Stored data entries
· · · · · · ·

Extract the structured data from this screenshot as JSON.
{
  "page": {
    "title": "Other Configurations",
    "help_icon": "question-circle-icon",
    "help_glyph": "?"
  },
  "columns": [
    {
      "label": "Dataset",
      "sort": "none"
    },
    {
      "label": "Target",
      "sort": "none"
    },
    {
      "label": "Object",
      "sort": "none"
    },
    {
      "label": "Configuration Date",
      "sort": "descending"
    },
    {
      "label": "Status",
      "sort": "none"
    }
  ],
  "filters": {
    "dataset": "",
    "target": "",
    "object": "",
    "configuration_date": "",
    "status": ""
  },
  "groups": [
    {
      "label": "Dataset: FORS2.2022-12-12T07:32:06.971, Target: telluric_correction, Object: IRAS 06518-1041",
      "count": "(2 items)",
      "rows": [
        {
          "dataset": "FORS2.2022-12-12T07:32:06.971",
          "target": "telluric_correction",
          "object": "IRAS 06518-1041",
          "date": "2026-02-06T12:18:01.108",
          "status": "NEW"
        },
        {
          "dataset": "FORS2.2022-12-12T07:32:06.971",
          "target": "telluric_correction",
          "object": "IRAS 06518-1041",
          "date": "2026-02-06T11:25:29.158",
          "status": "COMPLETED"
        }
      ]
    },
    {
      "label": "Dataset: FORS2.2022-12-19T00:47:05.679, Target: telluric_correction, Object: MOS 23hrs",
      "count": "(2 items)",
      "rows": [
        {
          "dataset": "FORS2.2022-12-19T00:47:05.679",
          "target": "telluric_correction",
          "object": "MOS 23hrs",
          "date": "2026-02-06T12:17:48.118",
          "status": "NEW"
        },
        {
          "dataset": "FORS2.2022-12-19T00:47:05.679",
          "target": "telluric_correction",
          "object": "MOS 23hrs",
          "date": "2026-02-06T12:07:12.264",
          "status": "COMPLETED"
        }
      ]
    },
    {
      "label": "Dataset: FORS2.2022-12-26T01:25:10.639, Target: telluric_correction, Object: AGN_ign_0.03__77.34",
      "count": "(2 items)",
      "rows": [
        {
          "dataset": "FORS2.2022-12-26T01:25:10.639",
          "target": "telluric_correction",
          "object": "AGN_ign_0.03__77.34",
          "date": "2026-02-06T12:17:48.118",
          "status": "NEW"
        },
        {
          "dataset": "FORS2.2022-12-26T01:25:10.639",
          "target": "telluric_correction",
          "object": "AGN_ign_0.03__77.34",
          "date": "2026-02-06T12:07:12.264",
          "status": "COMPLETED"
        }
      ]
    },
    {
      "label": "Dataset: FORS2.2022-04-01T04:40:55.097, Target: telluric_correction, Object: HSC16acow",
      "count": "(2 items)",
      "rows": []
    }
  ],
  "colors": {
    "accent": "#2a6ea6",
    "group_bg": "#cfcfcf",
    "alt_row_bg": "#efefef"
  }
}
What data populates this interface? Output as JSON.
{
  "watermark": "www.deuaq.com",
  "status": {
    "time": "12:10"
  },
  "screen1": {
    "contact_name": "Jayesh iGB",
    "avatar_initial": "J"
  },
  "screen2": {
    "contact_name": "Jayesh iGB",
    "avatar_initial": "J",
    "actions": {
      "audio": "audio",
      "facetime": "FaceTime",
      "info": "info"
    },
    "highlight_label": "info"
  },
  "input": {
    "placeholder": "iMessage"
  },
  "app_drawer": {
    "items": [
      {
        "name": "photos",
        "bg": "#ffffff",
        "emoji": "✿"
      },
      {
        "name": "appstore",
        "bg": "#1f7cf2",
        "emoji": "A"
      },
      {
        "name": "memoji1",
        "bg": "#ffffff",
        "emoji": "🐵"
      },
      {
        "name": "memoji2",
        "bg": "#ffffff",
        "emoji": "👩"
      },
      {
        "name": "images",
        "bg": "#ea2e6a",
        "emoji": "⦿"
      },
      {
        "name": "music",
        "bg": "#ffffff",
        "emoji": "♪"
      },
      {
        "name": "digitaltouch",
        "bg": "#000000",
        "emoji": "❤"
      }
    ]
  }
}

· · · · · · ·

*Set problem*
Write the whole listing out again. Keep every line exactly as it is.

*Task solution*
Extract the structured data from this screenshot as JSON.
{
  "page": {
    "title": "Other Configurations",
    "help_icon": "question-circle-icon",
    "help_glyph": "?"
  },
  "columns": [
    {
      "label": "Dataset",
      "sort": "none"
    },
    {
      "label": "Target",
      "sort": "none"
    },
    {
      "label": "Object",
      "sort": "none"
    },
    {
      "label": "Configuration Date",
      "sort": "descending"
    },
    {
      "label": "Status",
      "sort": "none"
    }
  ],
  "filters": {
    "dataset": "",
    "target": "",
    "object": "",
    "configuration_date": "",
    "status": ""
  },
  "groups": [
    {
      "label": "Dataset: FORS2.2022-12-12T07:32:06.971, Target: telluric_correction, Object: IRAS 06518-1041",
      "count": "(2 items)",
      "rows": [
        {
          "dataset": "FORS2.2022-12-12T07:32:06.971",
          "target": "telluric_correction",
          "object": "IRAS 06518-1041",
          "date": "2026-02-06T12:18:01.108",
          "status": "NEW"
        },
        {
          "dataset": "FORS2.2022-12-12T07:32:06.971",
          "target": "telluric_correction",
          "object": "IRAS 06518-1041",
          "date": "2026-02-06T11:25:29.158",
          "status": "COMPLETED"
        }
      ]
    },
    {
      "label": "Dataset: FORS2.2022-12-19T00:47:05.679, Target: telluric_correction, Object: MOS 23hrs",
      "count": "(2 items)",
      "rows": [
        {
          "dataset": "FORS2.2022-12-19T00:47:05.679",
          "target": "telluric_correction",
          "object": "MOS 23hrs",
          "date": "2026-02-06T12:17:48.118",
          "status": "NEW"
        },
        {
          "dataset": "FORS2.2022-12-19T00:47:05.679",
          "target": "telluric_correction",
          "object": "MOS 23hrs",
          "date": "2026-02-06T12:07:12.264",
          "status": "COMPLETED"
        }
      ]
    },
    {
      "label": "Dataset: FORS2.2022-12-26T01:25:10.639, Target: telluric_correction, Object: AGN_ign_0.03__77.34",
      "count": "(2 items)",
      "rows": [
        {
          "dataset": "FORS2.2022-12-26T01:25:10.639",
          "target": "telluric_correction",
          "object": "AGN_ign_0.03__77.34",
          "date": "2026-02-06T12:17:48.118",
          "status": "NEW"
        },
        {
          "dataset": "FORS2.2022-12-26T01:25:10.639",
          "target": "telluric_correction",
          "object": "AGN_ign_0.03__77.34",
          "date": "2026-02-06T12:07:12.264",
          "status": "COMPLETED"
        }
      ]
    },
    {
      "label": "Dataset: FORS2.2022-04-01T04:40:55.097, Target: telluric_correction, Object: HSC16acow",
      "count": "(2 items)",
      "rows": []
    }
  ],
  "colors": {
    "accent": "#2a6ea6",
    "group_bg": "#cfcfcf",
    "alt_row_bg": "#efefef"
  }
}
What data populates this interface? Output as JSON.
{
  "watermark": "www.deuaq.com",
  "status": {
    "time": "12:10"
  },
  "screen1": {
    "contact_name": "Jayesh iGB",
    "avatar_initial": "J"
  },
  "screen2": {
    "contact_name": "Jayesh iGB",
    "avatar_initial": "J",
    "actions": {
      "audio": "audio",
      "facetime": "FaceTime",
      "info": "info"
    },
    "highlight_label": "info"
  },
  "input": {
    "placeholder": "iMessage"
  },
  "app_drawer": {
    "items": [
      {
        "name": "photos",
        "bg": "#ffffff",
        "emoji": "✿"
      },
      {
        "name": "appstore",
        "bg": "#1f7cf2",
        "emoji": "A"
      },
      {
        "name": "memoji1",
        "bg": "#ffffff",
        "emoji": "🐵"
      },
      {
        "name": "memoji2",
        "bg": "#ffffff",
        "emoji": "👩"
      },
      {
        "name": "images",
        "bg": "#ea2e6a",
        "emoji": "⦿"
      },
      {
        "name": "music",
        "bg": "#ffffff",
        "emoji": "♪"
      },
      {
        "name": "digitaltouch",
        "bg": "#000000",
        "emoji": "❤"
      }
    ]
  }
}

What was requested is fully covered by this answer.